##### Records for the exercise #####

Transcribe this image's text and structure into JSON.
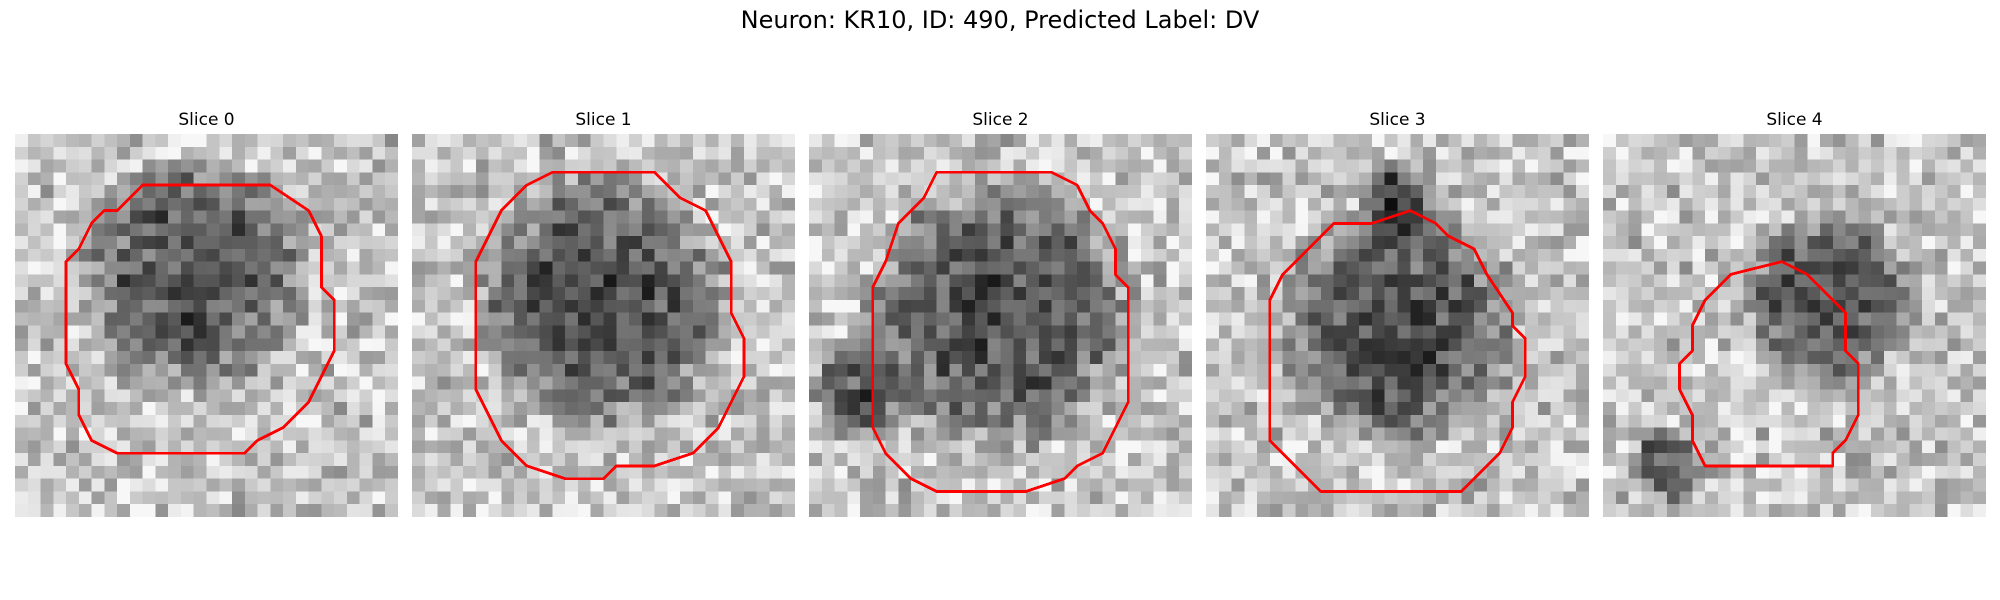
{
  "figure": {
    "title": "Neuron: KR10, ID: 490, Predicted Label: DV"
  },
  "panels": [
    {
      "title": "Slice 0"
    },
    {
      "title": "Slice 1"
    },
    {
      "title": "Slice 2"
    },
    {
      "title": "Slice 3"
    },
    {
      "title": "Slice 4"
    }
  ],
  "colors": {
    "outline": "#ff0000"
  }
}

#####

Goal:
Repeat the records above verbatim, with no pictures in the result.

The reply:
Transcribe this image's text and structure into JSON.
{
  "figure": {
    "title": "Neuron: KR10, ID: 490, Predicted Label: DV"
  },
  "panels": [
    {
      "title": "Slice 0"
    },
    {
      "title": "Slice 1"
    },
    {
      "title": "Slice 2"
    },
    {
      "title": "Slice 3"
    },
    {
      "title": "Slice 4"
    }
  ],
  "colors": {
    "outline": "#ff0000"
  }
}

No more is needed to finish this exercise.